[Description of the task]:
Copy all lines in which the word "Based" can be found.

===== Input for this task =====

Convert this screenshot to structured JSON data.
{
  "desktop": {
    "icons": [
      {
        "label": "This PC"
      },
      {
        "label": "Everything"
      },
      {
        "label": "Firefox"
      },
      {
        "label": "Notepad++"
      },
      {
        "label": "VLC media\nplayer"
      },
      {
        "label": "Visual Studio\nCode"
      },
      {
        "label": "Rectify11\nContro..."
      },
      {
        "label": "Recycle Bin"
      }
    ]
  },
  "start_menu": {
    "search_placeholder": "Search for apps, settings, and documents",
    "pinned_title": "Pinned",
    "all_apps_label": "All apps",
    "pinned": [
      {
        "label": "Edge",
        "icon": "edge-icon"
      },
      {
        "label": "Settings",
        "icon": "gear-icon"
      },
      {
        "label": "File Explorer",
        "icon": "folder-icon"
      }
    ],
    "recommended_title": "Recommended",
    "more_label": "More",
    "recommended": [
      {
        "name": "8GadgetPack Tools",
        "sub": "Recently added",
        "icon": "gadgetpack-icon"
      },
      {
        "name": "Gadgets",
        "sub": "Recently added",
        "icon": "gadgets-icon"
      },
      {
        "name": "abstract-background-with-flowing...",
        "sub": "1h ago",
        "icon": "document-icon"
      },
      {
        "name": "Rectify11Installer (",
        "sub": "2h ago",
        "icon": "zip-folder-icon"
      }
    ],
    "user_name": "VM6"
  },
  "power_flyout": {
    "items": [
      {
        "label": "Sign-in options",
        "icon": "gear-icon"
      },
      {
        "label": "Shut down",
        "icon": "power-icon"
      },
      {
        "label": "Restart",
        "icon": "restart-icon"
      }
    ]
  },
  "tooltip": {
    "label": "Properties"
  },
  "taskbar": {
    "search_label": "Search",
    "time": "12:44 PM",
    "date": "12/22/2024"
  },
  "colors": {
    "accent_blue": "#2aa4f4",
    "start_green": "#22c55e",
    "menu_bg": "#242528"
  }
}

=====
===== Input for this task =====

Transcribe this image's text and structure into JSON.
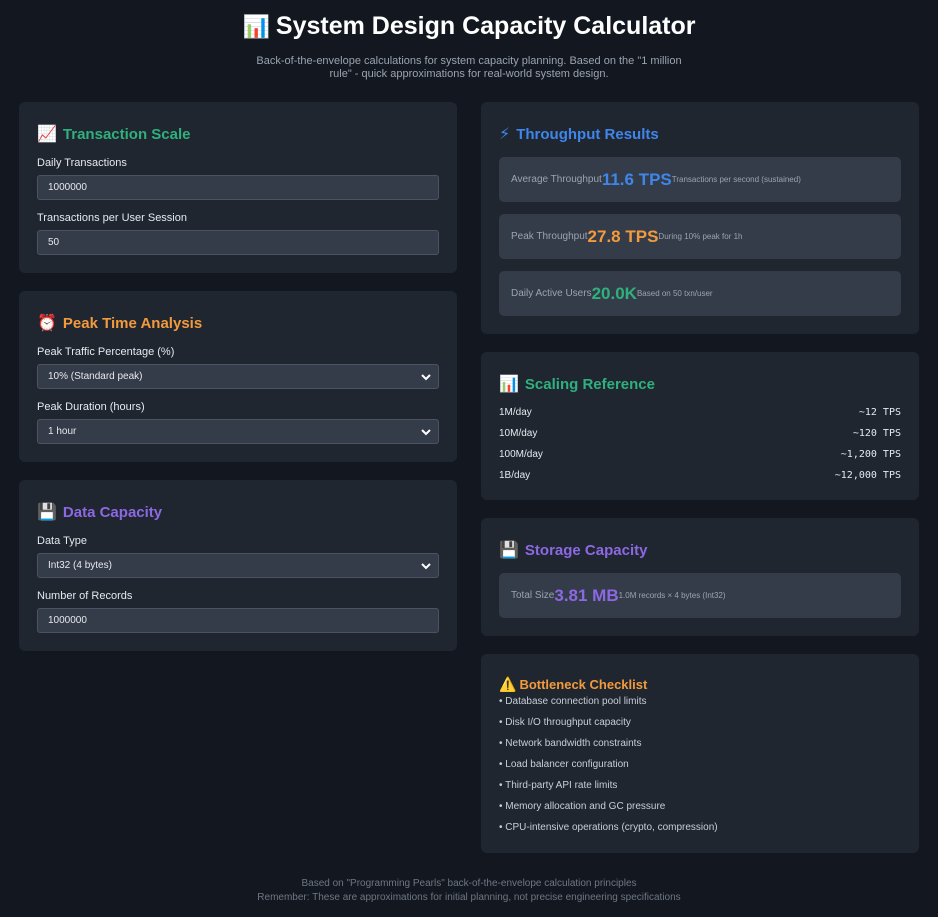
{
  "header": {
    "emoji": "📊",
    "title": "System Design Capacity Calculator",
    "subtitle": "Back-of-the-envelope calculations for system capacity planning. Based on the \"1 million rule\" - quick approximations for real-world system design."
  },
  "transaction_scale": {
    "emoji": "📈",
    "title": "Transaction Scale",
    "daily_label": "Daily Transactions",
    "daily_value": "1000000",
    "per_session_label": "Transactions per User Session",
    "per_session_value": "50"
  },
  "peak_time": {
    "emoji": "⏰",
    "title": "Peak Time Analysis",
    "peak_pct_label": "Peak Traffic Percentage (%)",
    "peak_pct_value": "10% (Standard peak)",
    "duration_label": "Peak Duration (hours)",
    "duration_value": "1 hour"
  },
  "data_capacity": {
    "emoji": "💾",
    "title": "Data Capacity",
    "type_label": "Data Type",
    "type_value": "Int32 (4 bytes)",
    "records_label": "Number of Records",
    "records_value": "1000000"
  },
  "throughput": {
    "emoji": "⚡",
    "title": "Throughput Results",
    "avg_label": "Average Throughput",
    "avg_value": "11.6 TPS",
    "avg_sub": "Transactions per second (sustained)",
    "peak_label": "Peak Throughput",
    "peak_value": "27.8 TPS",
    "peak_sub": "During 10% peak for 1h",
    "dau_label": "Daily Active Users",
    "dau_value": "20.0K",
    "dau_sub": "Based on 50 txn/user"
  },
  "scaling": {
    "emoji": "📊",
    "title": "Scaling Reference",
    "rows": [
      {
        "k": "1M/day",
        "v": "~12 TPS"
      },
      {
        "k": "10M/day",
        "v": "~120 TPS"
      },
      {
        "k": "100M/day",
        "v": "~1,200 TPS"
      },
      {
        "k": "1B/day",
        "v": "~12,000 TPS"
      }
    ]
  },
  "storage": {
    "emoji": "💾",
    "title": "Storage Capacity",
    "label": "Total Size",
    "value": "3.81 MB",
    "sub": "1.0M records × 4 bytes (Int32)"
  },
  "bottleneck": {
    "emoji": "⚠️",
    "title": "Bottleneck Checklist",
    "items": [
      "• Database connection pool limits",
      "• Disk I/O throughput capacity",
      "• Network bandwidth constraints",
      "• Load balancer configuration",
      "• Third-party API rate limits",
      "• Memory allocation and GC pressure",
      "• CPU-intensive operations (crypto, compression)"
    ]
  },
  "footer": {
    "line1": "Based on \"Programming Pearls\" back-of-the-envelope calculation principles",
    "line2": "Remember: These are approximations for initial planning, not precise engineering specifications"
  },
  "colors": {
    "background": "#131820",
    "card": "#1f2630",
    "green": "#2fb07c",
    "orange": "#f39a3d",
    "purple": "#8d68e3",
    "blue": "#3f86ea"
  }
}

=====
===== Input for this task =====

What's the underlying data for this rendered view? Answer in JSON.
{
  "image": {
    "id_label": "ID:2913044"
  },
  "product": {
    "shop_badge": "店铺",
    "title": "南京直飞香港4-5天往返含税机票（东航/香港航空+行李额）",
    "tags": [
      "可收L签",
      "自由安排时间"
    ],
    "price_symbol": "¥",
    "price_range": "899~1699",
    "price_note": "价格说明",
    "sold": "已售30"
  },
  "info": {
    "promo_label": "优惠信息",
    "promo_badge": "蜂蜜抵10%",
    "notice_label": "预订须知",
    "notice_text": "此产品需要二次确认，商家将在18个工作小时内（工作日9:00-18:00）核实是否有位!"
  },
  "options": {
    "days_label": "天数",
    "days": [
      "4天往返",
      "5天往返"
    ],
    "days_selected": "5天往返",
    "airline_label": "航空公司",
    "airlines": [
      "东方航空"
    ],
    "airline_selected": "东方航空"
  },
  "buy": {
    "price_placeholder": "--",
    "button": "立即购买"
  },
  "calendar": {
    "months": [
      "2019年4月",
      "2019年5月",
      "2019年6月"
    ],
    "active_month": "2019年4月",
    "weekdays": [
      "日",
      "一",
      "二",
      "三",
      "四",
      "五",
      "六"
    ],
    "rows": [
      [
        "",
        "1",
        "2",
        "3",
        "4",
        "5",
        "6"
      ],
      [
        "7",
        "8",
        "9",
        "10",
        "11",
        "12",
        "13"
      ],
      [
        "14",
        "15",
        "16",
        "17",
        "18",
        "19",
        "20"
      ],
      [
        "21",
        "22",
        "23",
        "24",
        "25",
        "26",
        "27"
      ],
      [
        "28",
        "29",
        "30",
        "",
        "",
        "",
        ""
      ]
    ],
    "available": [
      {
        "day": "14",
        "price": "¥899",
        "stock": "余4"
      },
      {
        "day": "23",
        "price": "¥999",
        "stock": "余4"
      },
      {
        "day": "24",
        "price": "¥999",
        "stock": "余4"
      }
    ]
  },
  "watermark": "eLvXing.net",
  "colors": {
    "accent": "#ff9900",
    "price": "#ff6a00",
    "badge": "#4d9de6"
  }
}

=====

[Task answer]:
    "subtitle": "Back-of-the-envelope calculations for system capacity planning. Based on the \"1 million rule\" - quick approximations for real-world system design."
    "dau_sub": "Based on 50 txn/user"
    "line1": "Based on \"Programming Pearls\" back-of-the-envelope calculation principles",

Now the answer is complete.